Description of the task
Lift out all lines below that contain "Выплата".

Data shown
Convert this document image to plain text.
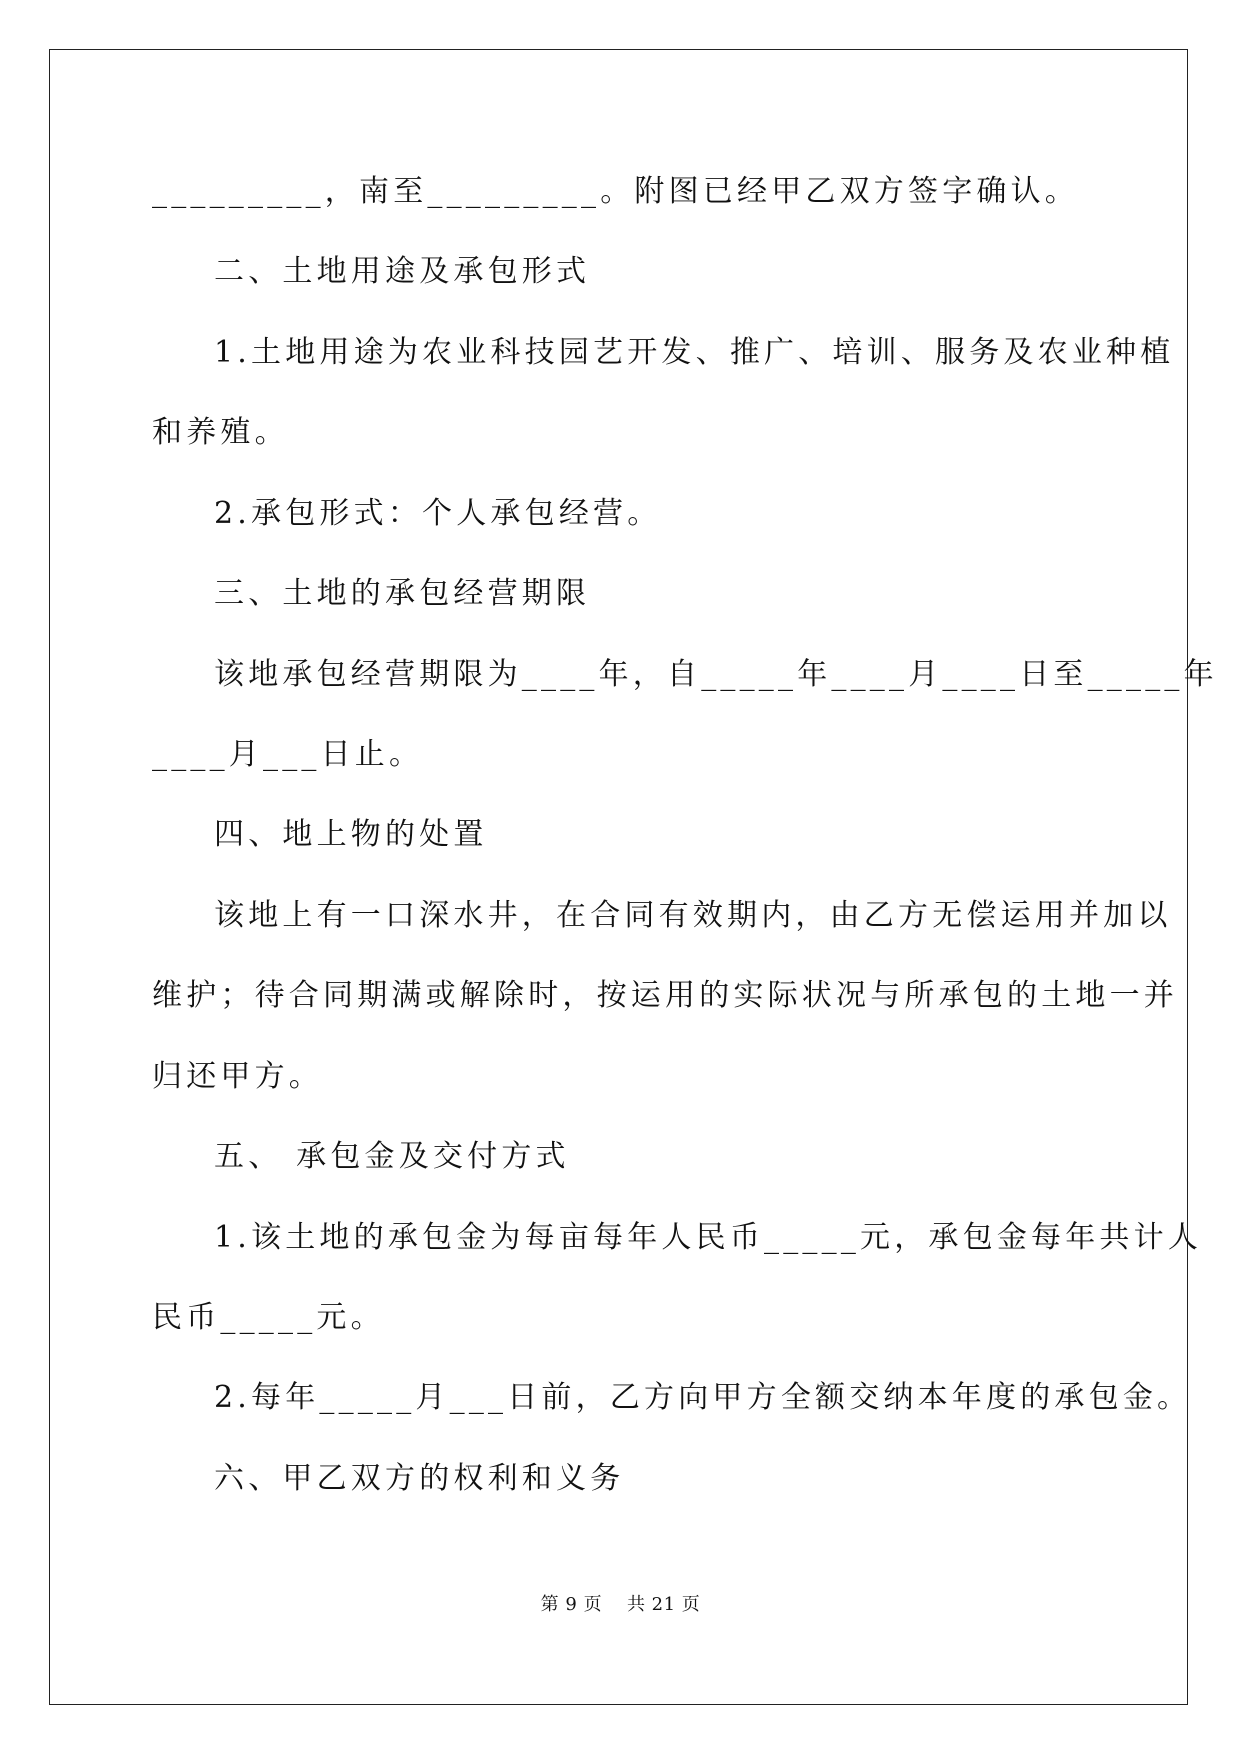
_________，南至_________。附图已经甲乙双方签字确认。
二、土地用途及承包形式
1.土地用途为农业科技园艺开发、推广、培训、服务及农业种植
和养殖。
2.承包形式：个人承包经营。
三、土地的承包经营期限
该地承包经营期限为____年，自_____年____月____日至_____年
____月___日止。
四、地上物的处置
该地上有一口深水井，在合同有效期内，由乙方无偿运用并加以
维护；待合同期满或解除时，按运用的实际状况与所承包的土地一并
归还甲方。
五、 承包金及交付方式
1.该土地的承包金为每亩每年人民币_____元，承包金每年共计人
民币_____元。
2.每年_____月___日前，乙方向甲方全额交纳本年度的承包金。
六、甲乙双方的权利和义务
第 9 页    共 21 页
* * *
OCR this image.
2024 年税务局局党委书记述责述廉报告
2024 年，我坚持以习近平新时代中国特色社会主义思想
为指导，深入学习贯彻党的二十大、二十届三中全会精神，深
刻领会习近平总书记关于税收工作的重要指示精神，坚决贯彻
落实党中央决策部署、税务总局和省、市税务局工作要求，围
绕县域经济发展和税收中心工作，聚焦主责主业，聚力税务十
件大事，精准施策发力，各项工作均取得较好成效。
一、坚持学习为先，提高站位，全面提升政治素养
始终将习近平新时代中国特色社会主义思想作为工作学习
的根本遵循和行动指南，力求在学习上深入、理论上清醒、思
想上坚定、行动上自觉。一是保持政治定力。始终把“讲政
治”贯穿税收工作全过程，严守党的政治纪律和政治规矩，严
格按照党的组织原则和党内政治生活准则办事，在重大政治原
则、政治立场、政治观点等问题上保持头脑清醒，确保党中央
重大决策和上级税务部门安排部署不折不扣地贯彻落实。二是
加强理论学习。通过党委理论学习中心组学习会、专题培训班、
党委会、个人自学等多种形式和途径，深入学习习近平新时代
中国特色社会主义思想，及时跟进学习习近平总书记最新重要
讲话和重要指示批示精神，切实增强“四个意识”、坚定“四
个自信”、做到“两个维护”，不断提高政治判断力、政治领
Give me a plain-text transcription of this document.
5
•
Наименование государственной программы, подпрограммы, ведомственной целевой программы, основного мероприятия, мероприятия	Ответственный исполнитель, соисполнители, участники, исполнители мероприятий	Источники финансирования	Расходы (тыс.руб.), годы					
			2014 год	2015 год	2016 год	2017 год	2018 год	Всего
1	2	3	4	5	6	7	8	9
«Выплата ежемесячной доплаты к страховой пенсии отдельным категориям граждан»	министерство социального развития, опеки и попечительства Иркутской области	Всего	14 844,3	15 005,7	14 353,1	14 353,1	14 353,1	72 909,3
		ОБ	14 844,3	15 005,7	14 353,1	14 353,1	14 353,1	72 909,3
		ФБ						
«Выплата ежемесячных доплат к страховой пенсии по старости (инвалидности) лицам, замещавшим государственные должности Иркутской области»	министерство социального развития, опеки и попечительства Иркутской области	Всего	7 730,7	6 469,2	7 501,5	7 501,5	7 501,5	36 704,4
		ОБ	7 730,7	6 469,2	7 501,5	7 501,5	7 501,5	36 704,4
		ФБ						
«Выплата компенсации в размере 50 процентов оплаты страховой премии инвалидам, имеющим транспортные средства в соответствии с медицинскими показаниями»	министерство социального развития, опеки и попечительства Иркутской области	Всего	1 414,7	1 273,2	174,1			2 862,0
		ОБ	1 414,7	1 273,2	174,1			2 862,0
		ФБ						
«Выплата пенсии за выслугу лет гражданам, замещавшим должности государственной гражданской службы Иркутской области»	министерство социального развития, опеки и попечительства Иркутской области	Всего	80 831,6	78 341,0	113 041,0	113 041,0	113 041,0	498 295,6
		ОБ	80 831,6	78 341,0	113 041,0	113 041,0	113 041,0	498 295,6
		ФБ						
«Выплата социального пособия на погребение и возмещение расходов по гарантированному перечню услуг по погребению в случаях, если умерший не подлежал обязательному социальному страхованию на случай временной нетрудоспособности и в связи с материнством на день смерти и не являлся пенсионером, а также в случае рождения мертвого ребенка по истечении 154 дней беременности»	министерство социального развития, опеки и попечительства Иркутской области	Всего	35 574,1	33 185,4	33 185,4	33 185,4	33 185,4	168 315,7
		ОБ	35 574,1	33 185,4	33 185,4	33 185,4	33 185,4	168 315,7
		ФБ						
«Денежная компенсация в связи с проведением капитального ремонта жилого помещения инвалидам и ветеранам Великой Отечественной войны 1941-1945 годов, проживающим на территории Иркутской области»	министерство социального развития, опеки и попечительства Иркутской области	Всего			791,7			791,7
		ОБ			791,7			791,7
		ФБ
...
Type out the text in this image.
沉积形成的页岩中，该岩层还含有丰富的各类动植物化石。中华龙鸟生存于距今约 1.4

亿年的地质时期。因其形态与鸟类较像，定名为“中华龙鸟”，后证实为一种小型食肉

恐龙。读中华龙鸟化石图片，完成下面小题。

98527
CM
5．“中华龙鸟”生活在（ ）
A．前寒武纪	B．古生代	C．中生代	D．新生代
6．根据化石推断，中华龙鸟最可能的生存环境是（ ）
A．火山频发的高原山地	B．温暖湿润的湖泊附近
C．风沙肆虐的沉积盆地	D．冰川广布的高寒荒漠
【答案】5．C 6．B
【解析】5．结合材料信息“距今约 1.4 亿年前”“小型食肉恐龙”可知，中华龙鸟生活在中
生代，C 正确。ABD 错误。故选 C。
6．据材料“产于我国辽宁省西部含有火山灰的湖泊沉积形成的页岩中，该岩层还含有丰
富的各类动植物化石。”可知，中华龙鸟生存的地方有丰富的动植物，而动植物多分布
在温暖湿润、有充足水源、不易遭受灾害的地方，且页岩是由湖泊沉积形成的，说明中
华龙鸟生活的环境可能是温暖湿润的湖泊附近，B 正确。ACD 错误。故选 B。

Output of the task
«Выплата ежемесячной доплаты к страховой пенсии отдельным категориям граждан»	министерство социального развития, опеки и попечительства Иркутской области	Всего	14 844,3	15 005,7	14 353,1	14 353,1	14 353,1	72 909,3
«Выплата ежемесячных доплат к страховой пенсии по старости (инвалидности) лицам, замещавшим государственные должности Иркутской области»	министерство социального развития, опеки и попечительства Иркутской области	Всего	7 730,7	6 469,2	7 501,5	7 501,5	7 501,5	36 704,4
«Выплата компенсации в размере 50 процентов оплаты страховой премии инвалидам, имеющим транспортные средства в соответствии с медицинскими показаниями»	министерство социального развития, опеки и попечительства Иркутской области	Всего	1 414,7	1 273,2	174,1			2 862,0
«Выплата пенсии за выслугу лет гражданам, замещавшим должности государственной гражданской службы Иркутской области»	министерство социального развития, опеки и попечительства Иркутской области	Всего	80 831,6	78 341,0	113 041,0	113 041,0	113 041,0	498 295,6
«Выплата социального пособия на погребение и возмещение расходов по гарантированному перечню услуг по погребению в случаях, если умерший не подлежал обязательному социальному страхованию на случай временной нетрудоспособности и в связи с материнством на день смерти и не являлся пенсионером, а также в случае рождения мертвого ребенка по истечении 154 дней беременности»	министерство социального развития, опеки и попечительства Иркутской области	Всего	35 574,1	33 185,4	33 185,4	33 185,4	33 185,4	168 315,7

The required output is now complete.